─── Supplied data
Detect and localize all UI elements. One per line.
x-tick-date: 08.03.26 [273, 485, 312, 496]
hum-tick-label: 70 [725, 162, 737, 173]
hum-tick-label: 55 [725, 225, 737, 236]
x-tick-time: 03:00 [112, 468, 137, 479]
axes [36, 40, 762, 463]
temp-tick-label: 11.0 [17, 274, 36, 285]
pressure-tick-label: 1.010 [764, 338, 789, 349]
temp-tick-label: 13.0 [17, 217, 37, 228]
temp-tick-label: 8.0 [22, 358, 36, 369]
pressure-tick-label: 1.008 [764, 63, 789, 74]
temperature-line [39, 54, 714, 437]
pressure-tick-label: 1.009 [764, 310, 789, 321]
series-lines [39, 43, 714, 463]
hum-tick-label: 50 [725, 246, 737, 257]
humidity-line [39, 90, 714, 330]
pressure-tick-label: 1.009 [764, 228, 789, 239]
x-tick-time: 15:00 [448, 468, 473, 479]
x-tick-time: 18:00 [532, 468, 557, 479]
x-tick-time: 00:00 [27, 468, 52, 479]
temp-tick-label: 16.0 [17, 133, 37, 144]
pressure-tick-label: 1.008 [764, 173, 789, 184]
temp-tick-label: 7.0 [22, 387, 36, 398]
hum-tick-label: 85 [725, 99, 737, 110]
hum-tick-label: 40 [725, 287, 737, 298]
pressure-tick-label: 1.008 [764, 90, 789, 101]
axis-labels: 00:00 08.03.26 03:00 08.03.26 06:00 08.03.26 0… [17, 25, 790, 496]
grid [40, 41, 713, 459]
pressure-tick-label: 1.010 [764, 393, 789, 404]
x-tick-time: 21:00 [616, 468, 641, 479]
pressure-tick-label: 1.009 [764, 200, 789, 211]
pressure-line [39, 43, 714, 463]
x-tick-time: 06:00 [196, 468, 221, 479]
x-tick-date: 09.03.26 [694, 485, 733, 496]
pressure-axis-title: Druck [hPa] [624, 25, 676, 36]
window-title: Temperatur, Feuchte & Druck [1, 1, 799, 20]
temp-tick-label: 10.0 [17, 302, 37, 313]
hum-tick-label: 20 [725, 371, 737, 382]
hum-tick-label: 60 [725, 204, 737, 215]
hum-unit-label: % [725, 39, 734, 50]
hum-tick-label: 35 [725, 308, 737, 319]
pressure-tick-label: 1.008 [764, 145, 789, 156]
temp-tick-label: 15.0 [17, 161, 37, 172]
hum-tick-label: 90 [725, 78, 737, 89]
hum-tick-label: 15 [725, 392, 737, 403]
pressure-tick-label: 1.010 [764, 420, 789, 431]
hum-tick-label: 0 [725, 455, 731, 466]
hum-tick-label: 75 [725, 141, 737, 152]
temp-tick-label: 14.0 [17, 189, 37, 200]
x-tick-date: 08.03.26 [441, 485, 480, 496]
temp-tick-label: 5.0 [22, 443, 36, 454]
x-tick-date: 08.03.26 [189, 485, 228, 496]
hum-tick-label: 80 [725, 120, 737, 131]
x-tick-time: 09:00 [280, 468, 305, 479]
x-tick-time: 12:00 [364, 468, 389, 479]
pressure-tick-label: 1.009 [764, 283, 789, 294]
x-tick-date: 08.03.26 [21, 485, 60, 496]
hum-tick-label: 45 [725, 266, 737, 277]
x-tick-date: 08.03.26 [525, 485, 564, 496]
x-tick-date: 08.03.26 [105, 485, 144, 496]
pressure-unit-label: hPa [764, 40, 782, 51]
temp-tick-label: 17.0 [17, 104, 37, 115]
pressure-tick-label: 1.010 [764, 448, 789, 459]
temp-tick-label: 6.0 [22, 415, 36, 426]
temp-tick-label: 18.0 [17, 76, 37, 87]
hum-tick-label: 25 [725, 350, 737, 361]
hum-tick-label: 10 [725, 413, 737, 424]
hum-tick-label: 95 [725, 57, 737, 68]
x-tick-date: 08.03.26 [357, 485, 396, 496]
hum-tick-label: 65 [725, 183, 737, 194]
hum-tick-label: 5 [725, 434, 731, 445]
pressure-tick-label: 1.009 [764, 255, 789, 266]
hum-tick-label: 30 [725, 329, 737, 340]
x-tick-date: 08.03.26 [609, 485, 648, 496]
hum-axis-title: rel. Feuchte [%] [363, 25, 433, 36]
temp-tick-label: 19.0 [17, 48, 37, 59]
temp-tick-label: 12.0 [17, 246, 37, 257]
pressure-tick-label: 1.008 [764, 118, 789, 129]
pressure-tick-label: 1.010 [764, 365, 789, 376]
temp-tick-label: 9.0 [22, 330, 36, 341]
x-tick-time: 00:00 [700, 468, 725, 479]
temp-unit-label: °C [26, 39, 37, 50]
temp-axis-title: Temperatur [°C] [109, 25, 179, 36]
──────
Repeat every one of the records above word for word, keeping each line unchanged and in the same order.

Detect and localize all UI elements. One per line.
x-tick-date: 08.03.26 [273, 485, 312, 496]
hum-tick-label: 70 [725, 162, 737, 173]
hum-tick-label: 55 [725, 225, 737, 236]
x-tick-time: 03:00 [112, 468, 137, 479]
axes [36, 40, 762, 463]
temp-tick-label: 11.0 [17, 274, 36, 285]
pressure-tick-label: 1.010 [764, 338, 789, 349]
temp-tick-label: 13.0 [17, 217, 37, 228]
temp-tick-label: 8.0 [22, 358, 36, 369]
pressure-tick-label: 1.008 [764, 63, 789, 74]
temperature-line [39, 54, 714, 437]
pressure-tick-label: 1.009 [764, 310, 789, 321]
series-lines [39, 43, 714, 463]
hum-tick-label: 50 [725, 246, 737, 257]
humidity-line [39, 90, 714, 330]
pressure-tick-label: 1.009 [764, 228, 789, 239]
x-tick-time: 15:00 [448, 468, 473, 479]
x-tick-time: 18:00 [532, 468, 557, 479]
x-tick-time: 00:00 [27, 468, 52, 479]
temp-tick-label: 16.0 [17, 133, 37, 144]
pressure-tick-label: 1.008 [764, 173, 789, 184]
temp-tick-label: 7.0 [22, 387, 36, 398]
hum-tick-label: 85 [725, 99, 737, 110]
hum-tick-label: 40 [725, 287, 737, 298]
pressure-tick-label: 1.008 [764, 90, 789, 101]
axis-labels: 00:00 08.03.26 03:00 08.03.26 06:00 08.03.26 0… [17, 25, 790, 496]
grid [40, 41, 713, 459]
pressure-tick-label: 1.010 [764, 393, 789, 404]
x-tick-time: 21:00 [616, 468, 641, 479]
pressure-tick-label: 1.009 [764, 200, 789, 211]
pressure-line [39, 43, 714, 463]
x-tick-time: 06:00 [196, 468, 221, 479]
x-tick-date: 09.03.26 [694, 485, 733, 496]
pressure-axis-title: Druck [hPa] [624, 25, 676, 36]
window-title: Temperatur, Feuchte & Druck [1, 1, 799, 20]
temp-tick-label: 10.0 [17, 302, 37, 313]
hum-tick-label: 20 [725, 371, 737, 382]
hum-tick-label: 60 [725, 204, 737, 215]
hum-unit-label: % [725, 39, 734, 50]
hum-tick-label: 35 [725, 308, 737, 319]
pressure-tick-label: 1.008 [764, 145, 789, 156]
temp-tick-label: 15.0 [17, 161, 37, 172]
hum-tick-label: 90 [725, 78, 737, 89]
hum-tick-label: 15 [725, 392, 737, 403]
pressure-tick-label: 1.010 [764, 420, 789, 431]
hum-tick-label: 0 [725, 455, 731, 466]
hum-tick-label: 75 [725, 141, 737, 152]
temp-tick-label: 14.0 [17, 189, 37, 200]
x-tick-date: 08.03.26 [441, 485, 480, 496]
temp-tick-label: 5.0 [22, 443, 36, 454]
x-tick-date: 08.03.26 [189, 485, 228, 496]
hum-tick-label: 80 [725, 120, 737, 131]
x-tick-time: 09:00 [280, 468, 305, 479]
x-tick-time: 12:00 [364, 468, 389, 479]
pressure-tick-label: 1.009 [764, 283, 789, 294]
x-tick-date: 08.03.26 [21, 485, 60, 496]
hum-tick-label: 45 [725, 266, 737, 277]
x-tick-date: 08.03.26 [525, 485, 564, 496]
x-tick-date: 08.03.26 [105, 485, 144, 496]
pressure-unit-label: hPa [764, 40, 782, 51]
temp-tick-label: 17.0 [17, 104, 37, 115]
pressure-tick-label: 1.010 [764, 448, 789, 459]
temp-tick-label: 6.0 [22, 415, 36, 426]
temp-tick-label: 18.0 [17, 76, 37, 87]
hum-tick-label: 25 [725, 350, 737, 361]
hum-tick-label: 10 [725, 413, 737, 424]
hum-tick-label: 95 [725, 57, 737, 68]
x-tick-date: 08.03.26 [357, 485, 396, 496]
hum-tick-label: 65 [725, 183, 737, 194]
hum-tick-label: 5 [725, 434, 731, 445]
pressure-tick-label: 1.009 [764, 255, 789, 266]
hum-tick-label: 30 [725, 329, 737, 340]
x-tick-date: 08.03.26 [609, 485, 648, 496]
hum-axis-title: rel. Feuchte [%] [363, 25, 433, 36]
temp-tick-label: 19.0 [17, 48, 37, 59]
temp-tick-label: 12.0 [17, 246, 37, 257]
pressure-tick-label: 1.008 [764, 118, 789, 129]
pressure-tick-label: 1.010 [764, 365, 789, 376]
temp-tick-label: 9.0 [22, 330, 36, 341]
x-tick-time: 00:00 [700, 468, 725, 479]
temp-unit-label: °C [26, 39, 37, 50]
temp-axis-title: Temperatur [°C] [109, 25, 179, 36]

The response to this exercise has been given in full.